What is required:
Repeat the listing that follows, character for character, minus the pictures.
--- Record list ---
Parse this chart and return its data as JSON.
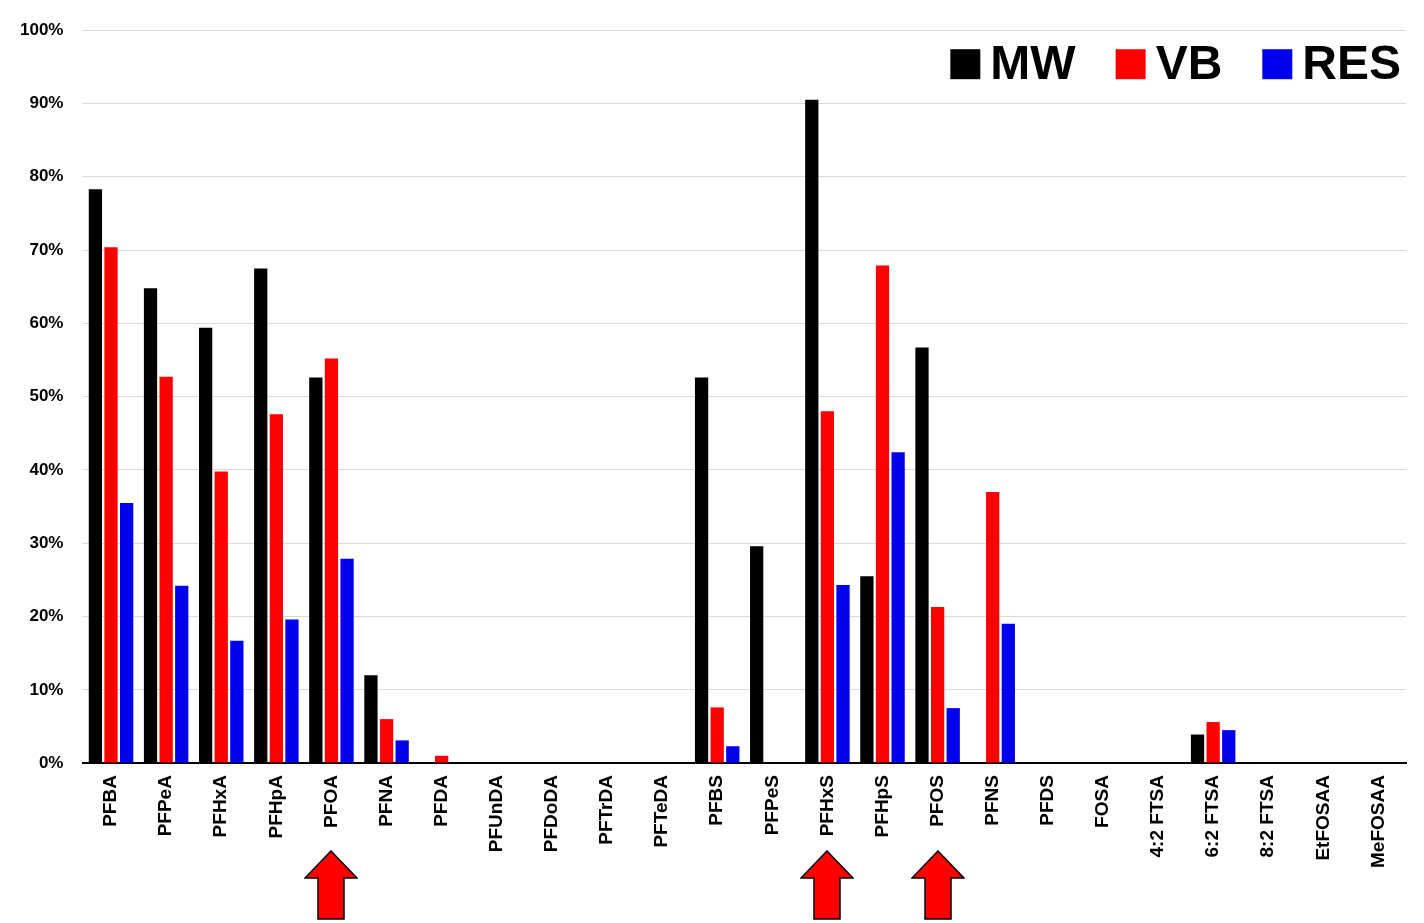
{
  "chart_data": {
    "type": "bar",
    "categories": [
      "PFBA",
      "PFPeA",
      "PFHxA",
      "PFHpA",
      "PFOA",
      "PFNA",
      "PFDA",
      "PFUnDA",
      "PFDoDA",
      "PFTrDA",
      "PFTeDA",
      "PFBS",
      "PFPeS",
      "PFHxS",
      "PFHpS",
      "PFOS",
      "PFNS",
      "PFDS",
      "FOSA",
      "4:2 FTSA",
      "6:2 FTSA",
      "8:2 FTSA",
      "EtFOSAA",
      "MeFOSAA"
    ],
    "series": [
      {
        "name": "MW",
        "color": "#000000",
        "values": [
          78.3,
          64.8,
          59.4,
          67.5,
          52.6,
          12.0,
          0,
          0,
          0,
          0,
          0,
          52.6,
          29.6,
          90.5,
          25.5,
          56.7,
          0,
          0,
          0,
          0,
          3.9,
          0,
          0,
          0
        ]
      },
      {
        "name": "VB",
        "color": "#ff0000",
        "values": [
          70.4,
          52.7,
          39.8,
          47.6,
          55.2,
          6.0,
          1.0,
          0,
          0,
          0,
          0,
          7.6,
          0,
          48.0,
          67.9,
          21.3,
          37.0,
          0,
          0,
          0,
          5.6,
          0,
          0,
          0
        ]
      },
      {
        "name": "RES",
        "color": "#0000ee",
        "values": [
          35.5,
          24.2,
          16.7,
          19.6,
          27.9,
          3.1,
          0,
          0,
          0,
          0,
          0,
          2.3,
          0,
          24.3,
          42.4,
          7.5,
          19.0,
          0,
          0,
          0,
          4.5,
          0,
          0,
          0
        ]
      }
    ],
    "ylim": [
      0,
      100
    ],
    "yticks": [
      {
        "value": 0,
        "label": "0%"
      },
      {
        "value": 10,
        "label": "10%"
      },
      {
        "value": 20,
        "label": "20%"
      },
      {
        "value": 30,
        "label": "30%"
      },
      {
        "value": 40,
        "label": "40%"
      },
      {
        "value": 50,
        "label": "50%"
      },
      {
        "value": 60,
        "label": "60%"
      },
      {
        "value": 70,
        "label": "70%"
      },
      {
        "value": 80,
        "label": "80%"
      },
      {
        "value": 90,
        "label": "90%"
      },
      {
        "value": 100,
        "label": "100%"
      }
    ],
    "grid": "y",
    "legend": "top right"
  }
}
---
Reply to the task:
Parse this chart and return its data as JSON.
{
  "chart_data": {
    "type": "bar",
    "categories": [
      "PFBA",
      "PFPeA",
      "PFHxA",
      "PFHpA",
      "PFOA",
      "PFNA",
      "PFDA",
      "PFUnDA",
      "PFDoDA",
      "PFTrDA",
      "PFTeDA",
      "PFBS",
      "PFPeS",
      "PFHxS",
      "PFHpS",
      "PFOS",
      "PFNS",
      "PFDS",
      "FOSA",
      "4:2 FTSA",
      "6:2 FTSA",
      "8:2 FTSA",
      "EtFOSAA",
      "MeFOSAA"
    ],
    "series": [
      {
        "name": "MW",
        "color": "#000000",
        "values": [
          78.3,
          64.8,
          59.4,
          67.5,
          52.6,
          12.0,
          0,
          0,
          0,
          0,
          0,
          52.6,
          29.6,
          90.5,
          25.5,
          56.7,
          0,
          0,
          0,
          0,
          3.9,
          0,
          0,
          0
        ]
      },
      {
        "name": "VB",
        "color": "#ff0000",
        "values": [
          70.4,
          52.7,
          39.8,
          47.6,
          55.2,
          6.0,
          1.0,
          0,
          0,
          0,
          0,
          7.6,
          0,
          48.0,
          67.9,
          21.3,
          37.0,
          0,
          0,
          0,
          5.6,
          0,
          0,
          0
        ]
      },
      {
        "name": "RES",
        "color": "#0000ee",
        "values": [
          35.5,
          24.2,
          16.7,
          19.6,
          27.9,
          3.1,
          0,
          0,
          0,
          0,
          0,
          2.3,
          0,
          24.3,
          42.4,
          7.5,
          19.0,
          0,
          0,
          0,
          4.5,
          0,
          0,
          0
        ]
      }
    ],
    "ylim": [
      0,
      100
    ],
    "yticks": [
      {
        "value": 0,
        "label": "0%"
      },
      {
        "value": 10,
        "label": "10%"
      },
      {
        "value": 20,
        "label": "20%"
      },
      {
        "value": 30,
        "label": "30%"
      },
      {
        "value": 40,
        "label": "40%"
      },
      {
        "value": 50,
        "label": "50%"
      },
      {
        "value": 60,
        "label": "60%"
      },
      {
        "value": 70,
        "label": "70%"
      },
      {
        "value": 80,
        "label": "80%"
      },
      {
        "value": 90,
        "label": "90%"
      },
      {
        "value": 100,
        "label": "100%"
      }
    ],
    "grid": "y",
    "legend": "top right"
  }
}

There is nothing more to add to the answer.